#### Task instructions:
Scan the data below. Pull out each line where "Click" occurs.

#### Material for the task:

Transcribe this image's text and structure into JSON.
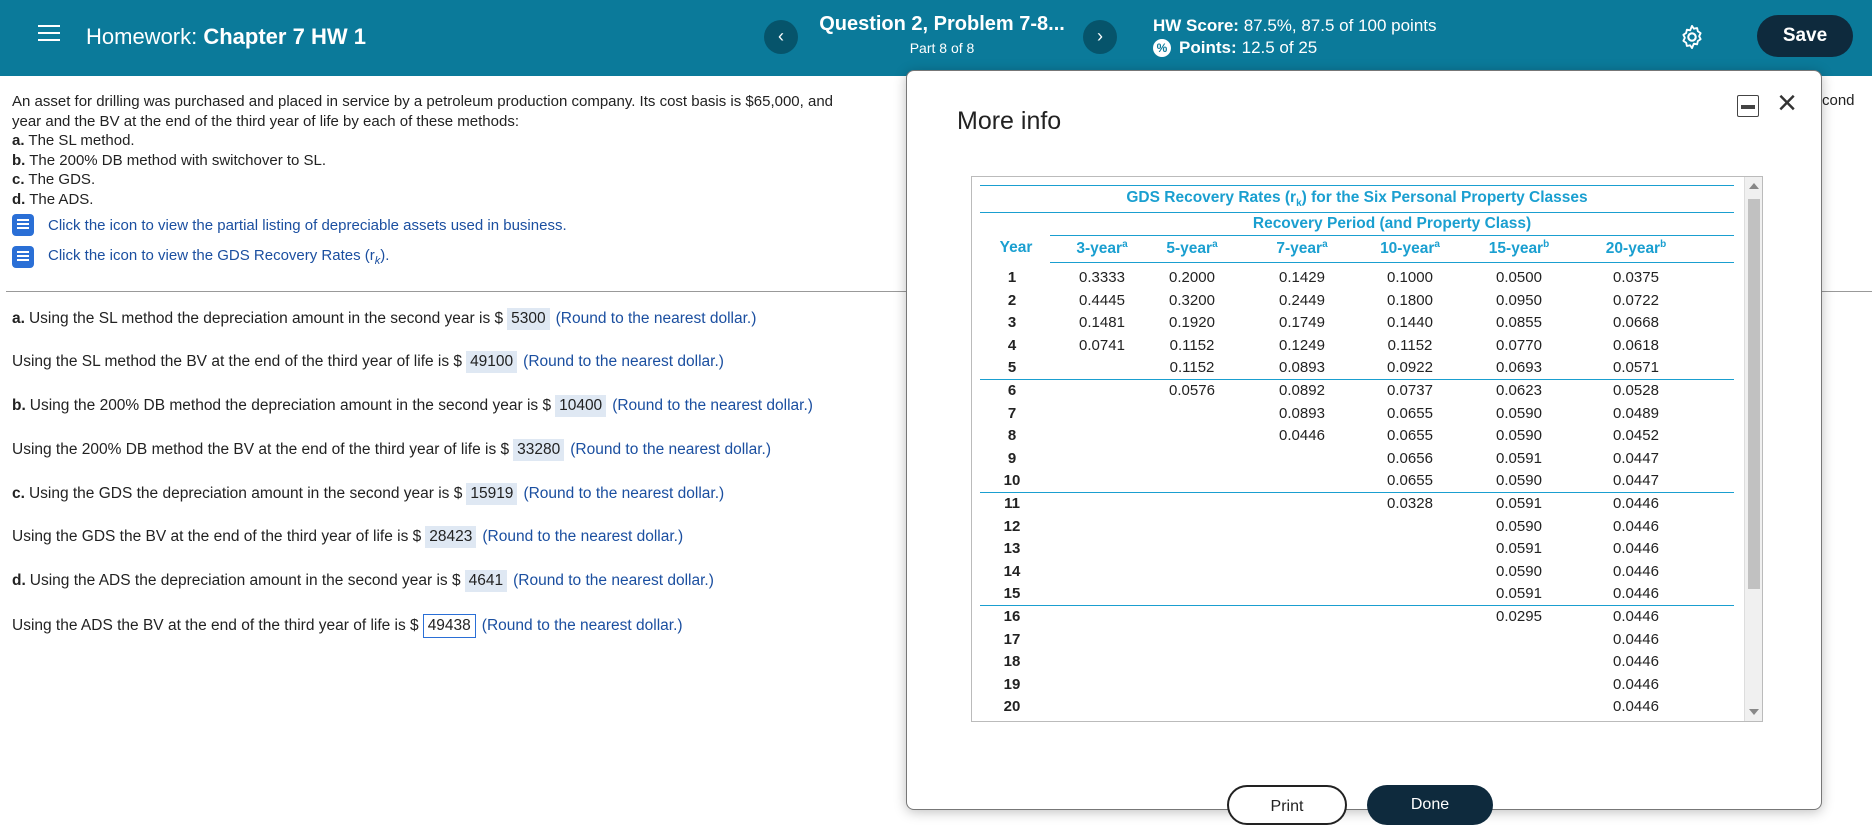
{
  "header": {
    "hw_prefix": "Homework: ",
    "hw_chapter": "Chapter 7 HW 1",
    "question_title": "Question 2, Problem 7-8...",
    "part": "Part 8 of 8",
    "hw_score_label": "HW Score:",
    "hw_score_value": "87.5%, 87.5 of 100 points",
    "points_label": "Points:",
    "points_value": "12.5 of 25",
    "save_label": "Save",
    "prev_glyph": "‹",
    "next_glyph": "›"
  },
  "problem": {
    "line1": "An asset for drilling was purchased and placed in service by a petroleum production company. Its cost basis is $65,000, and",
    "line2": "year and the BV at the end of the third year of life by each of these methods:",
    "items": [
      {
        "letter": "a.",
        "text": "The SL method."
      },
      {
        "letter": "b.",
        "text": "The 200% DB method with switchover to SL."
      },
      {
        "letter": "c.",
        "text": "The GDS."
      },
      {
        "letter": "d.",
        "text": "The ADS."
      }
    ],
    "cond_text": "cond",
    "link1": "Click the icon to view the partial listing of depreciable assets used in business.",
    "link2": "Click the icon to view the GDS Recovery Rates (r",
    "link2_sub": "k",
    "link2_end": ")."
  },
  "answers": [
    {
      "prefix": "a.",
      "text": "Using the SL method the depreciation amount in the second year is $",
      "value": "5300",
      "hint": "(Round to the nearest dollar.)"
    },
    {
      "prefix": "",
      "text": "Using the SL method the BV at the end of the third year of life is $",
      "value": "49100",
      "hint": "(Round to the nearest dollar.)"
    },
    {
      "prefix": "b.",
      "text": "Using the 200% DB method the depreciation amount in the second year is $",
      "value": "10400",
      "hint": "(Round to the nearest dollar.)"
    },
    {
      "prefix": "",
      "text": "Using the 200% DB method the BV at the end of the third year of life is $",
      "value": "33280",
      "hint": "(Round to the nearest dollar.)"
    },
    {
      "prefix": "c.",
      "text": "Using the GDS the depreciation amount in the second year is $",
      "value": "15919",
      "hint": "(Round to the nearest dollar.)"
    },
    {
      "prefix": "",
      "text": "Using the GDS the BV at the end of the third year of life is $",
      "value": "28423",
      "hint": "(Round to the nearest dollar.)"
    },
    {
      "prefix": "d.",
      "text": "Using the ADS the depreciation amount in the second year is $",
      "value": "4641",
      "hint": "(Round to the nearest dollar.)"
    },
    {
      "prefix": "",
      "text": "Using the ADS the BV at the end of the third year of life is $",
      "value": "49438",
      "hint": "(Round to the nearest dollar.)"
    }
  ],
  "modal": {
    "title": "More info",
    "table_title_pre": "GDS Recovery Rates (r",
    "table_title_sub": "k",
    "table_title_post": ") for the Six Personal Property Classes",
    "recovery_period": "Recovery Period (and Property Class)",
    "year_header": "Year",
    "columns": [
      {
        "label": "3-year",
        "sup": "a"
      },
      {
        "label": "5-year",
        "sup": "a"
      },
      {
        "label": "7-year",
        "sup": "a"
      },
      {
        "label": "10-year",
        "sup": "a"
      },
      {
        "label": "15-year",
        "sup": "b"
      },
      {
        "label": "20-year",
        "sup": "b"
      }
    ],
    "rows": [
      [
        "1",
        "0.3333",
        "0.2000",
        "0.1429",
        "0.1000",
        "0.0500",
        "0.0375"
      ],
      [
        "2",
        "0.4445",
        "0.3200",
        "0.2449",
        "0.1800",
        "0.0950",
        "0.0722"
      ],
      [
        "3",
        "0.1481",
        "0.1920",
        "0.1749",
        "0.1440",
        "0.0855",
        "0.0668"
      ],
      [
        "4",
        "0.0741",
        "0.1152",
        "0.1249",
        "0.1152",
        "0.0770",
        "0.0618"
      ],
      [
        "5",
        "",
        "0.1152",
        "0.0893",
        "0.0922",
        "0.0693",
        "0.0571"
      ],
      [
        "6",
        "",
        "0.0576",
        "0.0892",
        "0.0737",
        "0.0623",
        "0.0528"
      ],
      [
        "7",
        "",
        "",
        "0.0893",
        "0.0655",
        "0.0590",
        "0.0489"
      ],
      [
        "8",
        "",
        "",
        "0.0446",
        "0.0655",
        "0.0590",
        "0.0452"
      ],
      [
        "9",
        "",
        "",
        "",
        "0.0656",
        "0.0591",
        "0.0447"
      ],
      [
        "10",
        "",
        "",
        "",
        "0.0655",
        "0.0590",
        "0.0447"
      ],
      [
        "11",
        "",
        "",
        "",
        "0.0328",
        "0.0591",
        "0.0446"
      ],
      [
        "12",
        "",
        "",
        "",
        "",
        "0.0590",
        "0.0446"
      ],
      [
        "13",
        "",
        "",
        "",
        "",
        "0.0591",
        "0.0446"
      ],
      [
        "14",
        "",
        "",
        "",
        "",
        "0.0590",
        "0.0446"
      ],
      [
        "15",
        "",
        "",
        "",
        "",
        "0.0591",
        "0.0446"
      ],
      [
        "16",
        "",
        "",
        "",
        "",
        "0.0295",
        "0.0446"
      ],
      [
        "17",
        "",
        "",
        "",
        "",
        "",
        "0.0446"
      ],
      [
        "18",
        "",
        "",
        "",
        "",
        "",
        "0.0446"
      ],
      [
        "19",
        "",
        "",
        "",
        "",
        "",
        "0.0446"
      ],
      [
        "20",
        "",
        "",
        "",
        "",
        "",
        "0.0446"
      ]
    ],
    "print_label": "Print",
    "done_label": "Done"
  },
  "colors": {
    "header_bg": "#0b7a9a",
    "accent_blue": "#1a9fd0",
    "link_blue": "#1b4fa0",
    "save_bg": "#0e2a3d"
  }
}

---

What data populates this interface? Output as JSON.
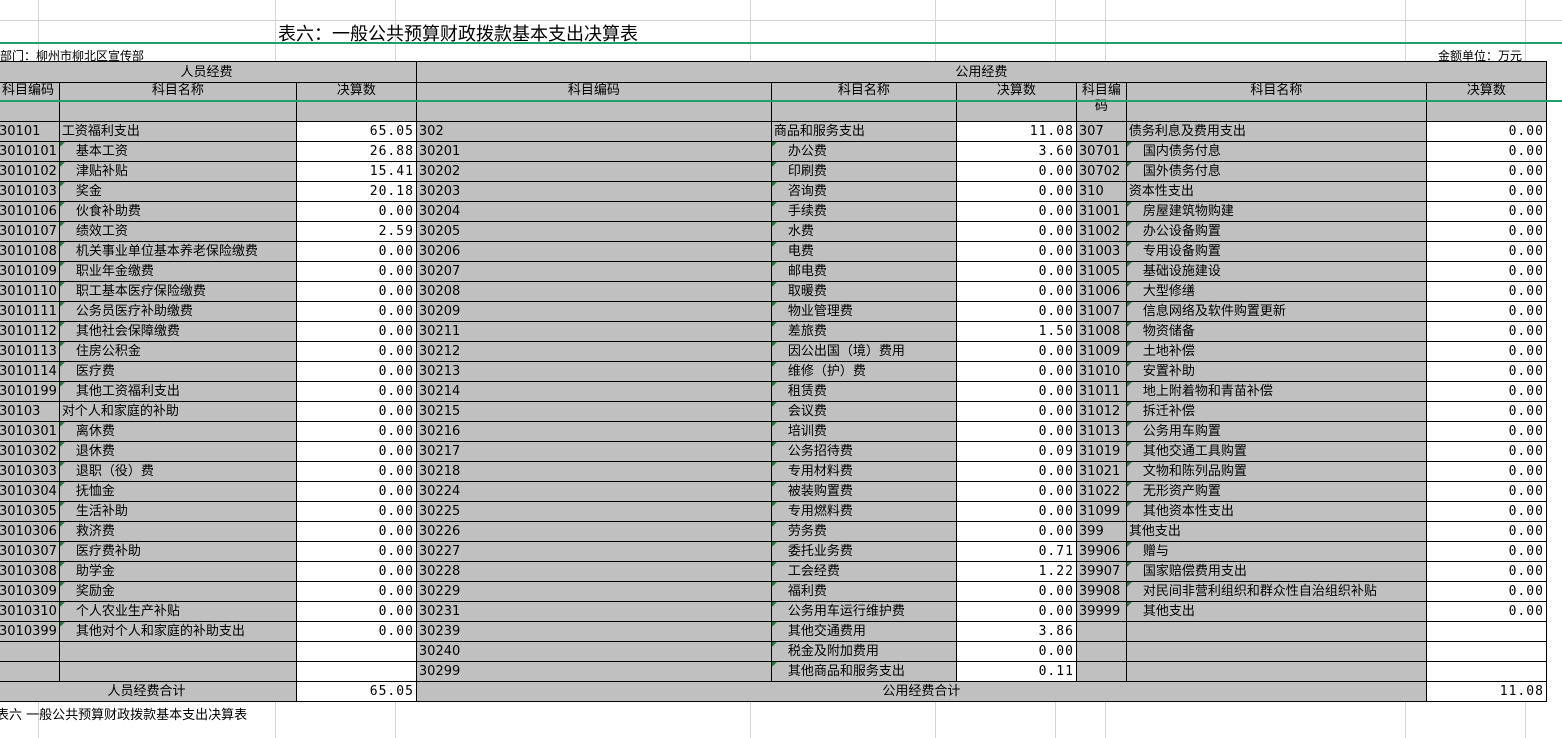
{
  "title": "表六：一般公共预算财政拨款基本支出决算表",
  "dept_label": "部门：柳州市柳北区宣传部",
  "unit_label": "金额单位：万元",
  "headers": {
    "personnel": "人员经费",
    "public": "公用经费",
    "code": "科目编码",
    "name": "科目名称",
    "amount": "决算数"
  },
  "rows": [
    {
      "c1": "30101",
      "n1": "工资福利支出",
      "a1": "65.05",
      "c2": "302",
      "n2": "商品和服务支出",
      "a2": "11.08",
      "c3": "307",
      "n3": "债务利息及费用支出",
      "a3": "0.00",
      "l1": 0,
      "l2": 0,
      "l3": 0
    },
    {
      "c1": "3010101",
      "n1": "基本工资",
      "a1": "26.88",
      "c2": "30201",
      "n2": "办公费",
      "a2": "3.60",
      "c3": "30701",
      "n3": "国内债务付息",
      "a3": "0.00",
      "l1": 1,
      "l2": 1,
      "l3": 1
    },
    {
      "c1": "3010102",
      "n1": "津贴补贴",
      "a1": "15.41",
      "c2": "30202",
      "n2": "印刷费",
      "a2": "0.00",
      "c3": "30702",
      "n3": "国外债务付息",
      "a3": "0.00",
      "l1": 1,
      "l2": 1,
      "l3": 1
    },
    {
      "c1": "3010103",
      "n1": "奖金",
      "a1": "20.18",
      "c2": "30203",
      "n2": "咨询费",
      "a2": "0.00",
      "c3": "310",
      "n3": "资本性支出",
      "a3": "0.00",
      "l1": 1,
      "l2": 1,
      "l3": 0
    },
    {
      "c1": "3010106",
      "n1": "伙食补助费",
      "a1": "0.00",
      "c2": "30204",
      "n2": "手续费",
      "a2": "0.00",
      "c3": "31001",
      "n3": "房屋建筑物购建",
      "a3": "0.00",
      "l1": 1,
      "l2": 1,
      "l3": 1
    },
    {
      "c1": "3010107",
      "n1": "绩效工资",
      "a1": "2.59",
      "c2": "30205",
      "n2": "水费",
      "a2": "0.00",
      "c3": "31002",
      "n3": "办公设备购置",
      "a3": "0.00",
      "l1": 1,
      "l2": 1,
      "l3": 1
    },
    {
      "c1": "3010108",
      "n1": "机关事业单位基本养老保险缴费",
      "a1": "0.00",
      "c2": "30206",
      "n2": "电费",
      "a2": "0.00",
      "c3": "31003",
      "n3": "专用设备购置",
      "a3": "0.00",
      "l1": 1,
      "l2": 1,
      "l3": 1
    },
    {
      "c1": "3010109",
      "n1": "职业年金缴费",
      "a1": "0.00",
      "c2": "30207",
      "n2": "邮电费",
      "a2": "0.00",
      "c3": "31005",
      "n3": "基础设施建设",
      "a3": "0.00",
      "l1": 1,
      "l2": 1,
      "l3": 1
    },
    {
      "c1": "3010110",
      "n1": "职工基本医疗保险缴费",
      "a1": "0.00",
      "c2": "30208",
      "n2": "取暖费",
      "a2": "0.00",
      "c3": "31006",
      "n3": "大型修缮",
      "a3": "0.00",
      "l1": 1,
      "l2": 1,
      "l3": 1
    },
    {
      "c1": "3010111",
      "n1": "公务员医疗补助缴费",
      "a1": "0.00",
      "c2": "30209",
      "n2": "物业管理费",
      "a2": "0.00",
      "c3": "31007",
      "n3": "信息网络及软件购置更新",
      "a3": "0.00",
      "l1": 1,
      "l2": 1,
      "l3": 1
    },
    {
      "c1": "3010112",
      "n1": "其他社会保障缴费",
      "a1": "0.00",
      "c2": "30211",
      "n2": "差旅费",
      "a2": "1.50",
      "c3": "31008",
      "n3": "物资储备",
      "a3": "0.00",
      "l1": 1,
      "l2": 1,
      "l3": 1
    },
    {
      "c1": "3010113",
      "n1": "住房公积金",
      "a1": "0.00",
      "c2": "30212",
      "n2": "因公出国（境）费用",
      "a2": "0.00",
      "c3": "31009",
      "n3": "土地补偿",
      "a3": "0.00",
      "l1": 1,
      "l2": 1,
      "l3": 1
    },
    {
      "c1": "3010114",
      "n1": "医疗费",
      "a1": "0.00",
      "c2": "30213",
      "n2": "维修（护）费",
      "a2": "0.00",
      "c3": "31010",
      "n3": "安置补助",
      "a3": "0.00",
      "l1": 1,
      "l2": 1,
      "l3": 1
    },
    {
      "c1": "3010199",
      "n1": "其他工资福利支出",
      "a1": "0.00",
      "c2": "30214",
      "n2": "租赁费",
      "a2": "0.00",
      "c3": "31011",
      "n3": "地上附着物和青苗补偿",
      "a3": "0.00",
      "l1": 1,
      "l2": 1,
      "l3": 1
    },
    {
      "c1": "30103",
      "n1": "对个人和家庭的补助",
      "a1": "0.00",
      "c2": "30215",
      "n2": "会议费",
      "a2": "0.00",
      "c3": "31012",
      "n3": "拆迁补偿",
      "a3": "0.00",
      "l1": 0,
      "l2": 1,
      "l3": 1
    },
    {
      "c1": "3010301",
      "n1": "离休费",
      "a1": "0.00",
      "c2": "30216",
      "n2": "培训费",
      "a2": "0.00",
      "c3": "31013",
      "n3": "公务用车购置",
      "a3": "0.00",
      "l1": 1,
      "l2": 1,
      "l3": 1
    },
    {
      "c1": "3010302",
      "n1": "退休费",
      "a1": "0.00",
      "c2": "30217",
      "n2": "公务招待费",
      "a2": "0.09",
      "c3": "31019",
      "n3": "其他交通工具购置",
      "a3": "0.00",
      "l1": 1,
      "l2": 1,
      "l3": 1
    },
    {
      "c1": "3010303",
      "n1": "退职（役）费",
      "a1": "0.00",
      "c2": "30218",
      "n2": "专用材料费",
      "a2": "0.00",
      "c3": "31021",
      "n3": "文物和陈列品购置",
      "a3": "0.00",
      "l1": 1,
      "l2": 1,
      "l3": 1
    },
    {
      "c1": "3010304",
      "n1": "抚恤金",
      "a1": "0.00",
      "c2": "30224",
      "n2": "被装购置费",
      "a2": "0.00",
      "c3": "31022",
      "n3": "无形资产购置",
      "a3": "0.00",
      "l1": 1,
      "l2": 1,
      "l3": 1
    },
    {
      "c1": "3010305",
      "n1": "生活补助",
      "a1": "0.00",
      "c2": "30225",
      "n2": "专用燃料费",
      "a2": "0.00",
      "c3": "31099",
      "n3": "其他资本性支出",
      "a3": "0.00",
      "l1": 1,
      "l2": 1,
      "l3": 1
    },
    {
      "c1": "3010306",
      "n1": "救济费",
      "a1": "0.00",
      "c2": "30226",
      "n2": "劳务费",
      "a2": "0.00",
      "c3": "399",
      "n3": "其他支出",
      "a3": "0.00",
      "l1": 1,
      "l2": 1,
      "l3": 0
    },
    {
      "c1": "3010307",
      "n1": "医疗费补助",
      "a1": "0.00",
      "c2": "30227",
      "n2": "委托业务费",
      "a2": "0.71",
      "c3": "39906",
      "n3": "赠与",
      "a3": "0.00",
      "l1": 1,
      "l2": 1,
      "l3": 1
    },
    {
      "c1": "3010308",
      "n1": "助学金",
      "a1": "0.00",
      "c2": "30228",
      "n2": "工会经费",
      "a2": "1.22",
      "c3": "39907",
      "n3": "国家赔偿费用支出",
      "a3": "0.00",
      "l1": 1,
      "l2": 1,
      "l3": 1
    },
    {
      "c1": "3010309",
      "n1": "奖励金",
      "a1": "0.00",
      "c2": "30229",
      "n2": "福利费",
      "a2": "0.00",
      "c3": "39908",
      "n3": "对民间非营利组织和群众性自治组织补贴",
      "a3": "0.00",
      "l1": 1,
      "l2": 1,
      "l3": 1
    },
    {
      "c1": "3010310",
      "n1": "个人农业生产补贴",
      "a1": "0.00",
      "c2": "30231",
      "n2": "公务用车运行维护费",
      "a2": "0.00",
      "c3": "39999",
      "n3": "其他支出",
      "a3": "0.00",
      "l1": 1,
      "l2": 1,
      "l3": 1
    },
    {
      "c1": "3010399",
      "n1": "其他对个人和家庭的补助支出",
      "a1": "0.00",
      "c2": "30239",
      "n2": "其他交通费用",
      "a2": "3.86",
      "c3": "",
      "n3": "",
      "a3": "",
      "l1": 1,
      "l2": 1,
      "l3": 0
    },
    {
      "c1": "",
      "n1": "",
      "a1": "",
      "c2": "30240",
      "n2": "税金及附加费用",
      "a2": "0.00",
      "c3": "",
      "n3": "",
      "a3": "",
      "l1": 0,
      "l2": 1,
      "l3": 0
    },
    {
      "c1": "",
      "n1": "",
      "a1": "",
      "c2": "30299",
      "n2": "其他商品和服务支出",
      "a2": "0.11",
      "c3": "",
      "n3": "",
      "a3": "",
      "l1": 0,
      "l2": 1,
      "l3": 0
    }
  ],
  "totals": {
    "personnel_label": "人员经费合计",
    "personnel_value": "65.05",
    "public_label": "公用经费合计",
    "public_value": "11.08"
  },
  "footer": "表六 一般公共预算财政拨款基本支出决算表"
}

#### Written answer:
    "link1": "Click the icon to view the partial listing of depreciable assets used in business.",
    "link2": "Click the icon to view the GDS Recovery Rates (r",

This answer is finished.